**Problem to solve**
Reproduce every one of the records below line for line, with no character changed.

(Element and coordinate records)
====

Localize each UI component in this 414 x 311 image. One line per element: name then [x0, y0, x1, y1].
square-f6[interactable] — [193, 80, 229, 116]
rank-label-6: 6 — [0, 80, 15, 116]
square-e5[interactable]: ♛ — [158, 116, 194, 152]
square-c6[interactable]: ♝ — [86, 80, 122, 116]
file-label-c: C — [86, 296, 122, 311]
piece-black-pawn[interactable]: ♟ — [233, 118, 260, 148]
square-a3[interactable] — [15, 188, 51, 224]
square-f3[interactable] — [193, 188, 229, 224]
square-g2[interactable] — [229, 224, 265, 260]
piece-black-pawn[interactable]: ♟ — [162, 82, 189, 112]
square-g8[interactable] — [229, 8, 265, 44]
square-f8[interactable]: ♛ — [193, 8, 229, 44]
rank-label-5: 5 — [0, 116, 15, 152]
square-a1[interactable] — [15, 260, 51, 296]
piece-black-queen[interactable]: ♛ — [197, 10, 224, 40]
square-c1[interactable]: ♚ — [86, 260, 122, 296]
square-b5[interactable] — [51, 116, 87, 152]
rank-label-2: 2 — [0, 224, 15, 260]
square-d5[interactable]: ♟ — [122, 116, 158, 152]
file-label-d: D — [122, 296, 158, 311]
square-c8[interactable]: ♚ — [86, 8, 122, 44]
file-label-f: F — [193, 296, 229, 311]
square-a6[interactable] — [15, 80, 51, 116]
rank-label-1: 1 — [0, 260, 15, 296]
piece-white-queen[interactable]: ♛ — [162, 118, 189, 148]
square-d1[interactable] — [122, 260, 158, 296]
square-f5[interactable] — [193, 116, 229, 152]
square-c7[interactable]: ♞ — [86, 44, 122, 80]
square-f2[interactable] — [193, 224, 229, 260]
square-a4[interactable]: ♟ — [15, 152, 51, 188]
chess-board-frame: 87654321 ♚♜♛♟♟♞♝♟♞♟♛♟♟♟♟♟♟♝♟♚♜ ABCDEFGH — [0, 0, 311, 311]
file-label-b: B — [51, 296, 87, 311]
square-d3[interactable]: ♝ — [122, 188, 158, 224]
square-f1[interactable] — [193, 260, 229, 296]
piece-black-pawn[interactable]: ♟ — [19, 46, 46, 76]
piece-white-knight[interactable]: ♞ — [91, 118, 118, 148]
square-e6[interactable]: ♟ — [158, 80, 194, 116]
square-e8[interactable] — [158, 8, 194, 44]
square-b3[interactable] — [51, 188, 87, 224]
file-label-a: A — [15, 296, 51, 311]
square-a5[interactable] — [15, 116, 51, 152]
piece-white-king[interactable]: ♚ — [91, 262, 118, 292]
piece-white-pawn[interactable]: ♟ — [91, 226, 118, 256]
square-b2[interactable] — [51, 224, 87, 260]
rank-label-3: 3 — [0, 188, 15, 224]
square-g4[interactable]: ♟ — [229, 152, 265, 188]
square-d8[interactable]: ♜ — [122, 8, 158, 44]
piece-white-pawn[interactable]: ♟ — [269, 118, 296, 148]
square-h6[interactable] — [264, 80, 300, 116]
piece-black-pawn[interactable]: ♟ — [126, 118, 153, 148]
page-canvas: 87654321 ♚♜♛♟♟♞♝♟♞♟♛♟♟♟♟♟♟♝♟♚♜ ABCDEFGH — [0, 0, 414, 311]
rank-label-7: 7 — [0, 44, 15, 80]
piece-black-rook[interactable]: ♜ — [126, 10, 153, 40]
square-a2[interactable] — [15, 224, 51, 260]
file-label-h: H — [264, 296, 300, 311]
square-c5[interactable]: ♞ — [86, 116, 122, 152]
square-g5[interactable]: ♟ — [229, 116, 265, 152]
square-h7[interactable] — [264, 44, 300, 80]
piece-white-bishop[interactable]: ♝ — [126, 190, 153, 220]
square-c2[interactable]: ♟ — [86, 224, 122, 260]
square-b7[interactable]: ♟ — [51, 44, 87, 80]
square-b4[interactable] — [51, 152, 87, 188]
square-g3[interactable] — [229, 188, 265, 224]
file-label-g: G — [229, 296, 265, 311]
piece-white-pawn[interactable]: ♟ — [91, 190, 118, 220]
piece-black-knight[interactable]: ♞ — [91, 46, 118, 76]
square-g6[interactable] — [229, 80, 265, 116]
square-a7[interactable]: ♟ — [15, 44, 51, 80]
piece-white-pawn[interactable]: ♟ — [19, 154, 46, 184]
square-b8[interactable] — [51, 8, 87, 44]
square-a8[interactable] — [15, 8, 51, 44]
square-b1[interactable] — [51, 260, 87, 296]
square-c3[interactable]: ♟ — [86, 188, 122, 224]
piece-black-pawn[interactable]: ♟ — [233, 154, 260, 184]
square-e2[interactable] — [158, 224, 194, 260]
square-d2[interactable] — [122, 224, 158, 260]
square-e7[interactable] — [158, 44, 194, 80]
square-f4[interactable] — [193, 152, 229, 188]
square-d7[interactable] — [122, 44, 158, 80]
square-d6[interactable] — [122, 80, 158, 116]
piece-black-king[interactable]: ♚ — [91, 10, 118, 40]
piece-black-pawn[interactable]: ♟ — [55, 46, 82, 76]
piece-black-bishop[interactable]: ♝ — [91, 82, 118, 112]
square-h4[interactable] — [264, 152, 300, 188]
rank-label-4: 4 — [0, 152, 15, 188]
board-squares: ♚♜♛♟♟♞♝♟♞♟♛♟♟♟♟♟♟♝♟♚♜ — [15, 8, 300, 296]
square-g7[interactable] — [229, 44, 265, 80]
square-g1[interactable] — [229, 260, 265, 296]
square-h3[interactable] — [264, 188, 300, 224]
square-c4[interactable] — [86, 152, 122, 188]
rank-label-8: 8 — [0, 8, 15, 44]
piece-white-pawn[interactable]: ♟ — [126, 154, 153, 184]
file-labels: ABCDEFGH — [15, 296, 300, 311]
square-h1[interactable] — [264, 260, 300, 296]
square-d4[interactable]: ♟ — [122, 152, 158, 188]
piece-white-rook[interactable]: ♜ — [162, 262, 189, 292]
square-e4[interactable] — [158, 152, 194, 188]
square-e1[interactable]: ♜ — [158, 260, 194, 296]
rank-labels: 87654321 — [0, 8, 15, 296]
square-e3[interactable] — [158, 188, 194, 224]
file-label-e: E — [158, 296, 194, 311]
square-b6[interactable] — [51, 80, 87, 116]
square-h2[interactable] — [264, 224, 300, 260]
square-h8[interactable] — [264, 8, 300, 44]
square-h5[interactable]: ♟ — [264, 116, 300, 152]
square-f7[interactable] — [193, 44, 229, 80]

====

**Solution to the problem**
Localize each UI component in this 414 x 311 image. One line per element: name then [x0, y0, x1, y1].
square-f6[interactable] — [193, 80, 229, 116]
rank-label-6: 6 — [0, 80, 15, 116]
square-e5[interactable]: ♛ — [158, 116, 194, 152]
square-c6[interactable]: ♝ — [86, 80, 122, 116]
file-label-c: C — [86, 296, 122, 311]
piece-black-pawn[interactable]: ♟ — [233, 118, 260, 148]
square-a3[interactable] — [15, 188, 51, 224]
square-f3[interactable] — [193, 188, 229, 224]
square-g2[interactable] — [229, 224, 265, 260]
piece-black-pawn[interactable]: ♟ — [162, 82, 189, 112]
square-g8[interactable] — [229, 8, 265, 44]
square-f8[interactable]: ♛ — [193, 8, 229, 44]
rank-label-5: 5 — [0, 116, 15, 152]
square-a1[interactable] — [15, 260, 51, 296]
piece-black-queen[interactable]: ♛ — [197, 10, 224, 40]
square-c1[interactable]: ♚ — [86, 260, 122, 296]
square-b5[interactable] — [51, 116, 87, 152]
rank-label-2: 2 — [0, 224, 15, 260]
square-d5[interactable]: ♟ — [122, 116, 158, 152]
file-label-d: D — [122, 296, 158, 311]
square-c8[interactable]: ♚ — [86, 8, 122, 44]
file-label-f: F — [193, 296, 229, 311]
square-a6[interactable] — [15, 80, 51, 116]
rank-label-1: 1 — [0, 260, 15, 296]
piece-white-queen[interactable]: ♛ — [162, 118, 189, 148]
square-d1[interactable] — [122, 260, 158, 296]
square-f5[interactable] — [193, 116, 229, 152]
square-c7[interactable]: ♞ — [86, 44, 122, 80]
square-f2[interactable] — [193, 224, 229, 260]
square-a4[interactable]: ♟ — [15, 152, 51, 188]
chess-board-frame: 87654321 ♚♜♛♟♟♞♝♟♞♟♛♟♟♟♟♟♟♝♟♚♜ ABCDEFGH — [0, 0, 311, 311]
file-label-b: B — [51, 296, 87, 311]
square-d3[interactable]: ♝ — [122, 188, 158, 224]
square-f1[interactable] — [193, 260, 229, 296]
piece-black-pawn[interactable]: ♟ — [19, 46, 46, 76]
piece-white-knight[interactable]: ♞ — [91, 118, 118, 148]
square-e6[interactable]: ♟ — [158, 80, 194, 116]
square-e8[interactable] — [158, 8, 194, 44]
square-b3[interactable] — [51, 188, 87, 224]
file-label-a: A — [15, 296, 51, 311]
square-a5[interactable] — [15, 116, 51, 152]
piece-white-king[interactable]: ♚ — [91, 262, 118, 292]
piece-white-pawn[interactable]: ♟ — [91, 226, 118, 256]
square-b2[interactable] — [51, 224, 87, 260]
rank-label-3: 3 — [0, 188, 15, 224]
square-g4[interactable]: ♟ — [229, 152, 265, 188]
square-d8[interactable]: ♜ — [122, 8, 158, 44]
piece-white-pawn[interactable]: ♟ — [269, 118, 296, 148]
square-h6[interactable] — [264, 80, 300, 116]
piece-black-pawn[interactable]: ♟ — [126, 118, 153, 148]
page-canvas: 87654321 ♚♜♛♟♟♞♝♟♞♟♛♟♟♟♟♟♟♝♟♚♜ ABCDEFGH — [0, 0, 414, 311]
rank-label-7: 7 — [0, 44, 15, 80]
piece-black-rook[interactable]: ♜ — [126, 10, 153, 40]
square-a2[interactable] — [15, 224, 51, 260]
file-label-h: H — [264, 296, 300, 311]
square-c5[interactable]: ♞ — [86, 116, 122, 152]
square-g5[interactable]: ♟ — [229, 116, 265, 152]
square-h7[interactable] — [264, 44, 300, 80]
piece-white-bishop[interactable]: ♝ — [126, 190, 153, 220]
square-c2[interactable]: ♟ — [86, 224, 122, 260]
square-b7[interactable]: ♟ — [51, 44, 87, 80]
square-b4[interactable] — [51, 152, 87, 188]
square-g3[interactable] — [229, 188, 265, 224]
file-label-g: G — [229, 296, 265, 311]
piece-white-pawn[interactable]: ♟ — [91, 190, 118, 220]
piece-black-knight[interactable]: ♞ — [91, 46, 118, 76]
square-g6[interactable] — [229, 80, 265, 116]
square-a7[interactable]: ♟ — [15, 44, 51, 80]
piece-white-pawn[interactable]: ♟ — [19, 154, 46, 184]
square-b8[interactable] — [51, 8, 87, 44]
square-a8[interactable] — [15, 8, 51, 44]
square-b1[interactable] — [51, 260, 87, 296]
square-c3[interactable]: ♟ — [86, 188, 122, 224]
piece-black-pawn[interactable]: ♟ — [233, 154, 260, 184]
square-e2[interactable] — [158, 224, 194, 260]
square-d2[interactable] — [122, 224, 158, 260]
square-e7[interactable] — [158, 44, 194, 80]
square-f4[interactable] — [193, 152, 229, 188]
square-d7[interactable] — [122, 44, 158, 80]
square-d6[interactable] — [122, 80, 158, 116]
piece-black-king[interactable]: ♚ — [91, 10, 118, 40]
piece-black-pawn[interactable]: ♟ — [55, 46, 82, 76]
piece-black-bishop[interactable]: ♝ — [91, 82, 118, 112]
square-h4[interactable] — [264, 152, 300, 188]
rank-label-4: 4 — [0, 152, 15, 188]
board-squares: ♚♜♛♟♟♞♝♟♞♟♛♟♟♟♟♟♟♝♟♚♜ — [15, 8, 300, 296]
square-g7[interactable] — [229, 44, 265, 80]
square-g1[interactable] — [229, 260, 265, 296]
square-h3[interactable] — [264, 188, 300, 224]
square-c4[interactable] — [86, 152, 122, 188]
rank-label-8: 8 — [0, 8, 15, 44]
piece-white-pawn[interactable]: ♟ — [126, 154, 153, 184]
file-labels: ABCDEFGH — [15, 296, 300, 311]
square-h1[interactable] — [264, 260, 300, 296]
square-d4[interactable]: ♟ — [122, 152, 158, 188]
piece-white-rook[interactable]: ♜ — [162, 262, 189, 292]
square-e4[interactable] — [158, 152, 194, 188]
square-e1[interactable]: ♜ — [158, 260, 194, 296]
rank-labels: 87654321 — [0, 8, 15, 296]
square-e3[interactable] — [158, 188, 194, 224]
file-label-e: E — [158, 296, 194, 311]
square-b6[interactable] — [51, 80, 87, 116]
square-h2[interactable] — [264, 224, 300, 260]
square-h8[interactable] — [264, 8, 300, 44]
square-h5[interactable]: ♟ — [264, 116, 300, 152]
square-f7[interactable] — [193, 44, 229, 80]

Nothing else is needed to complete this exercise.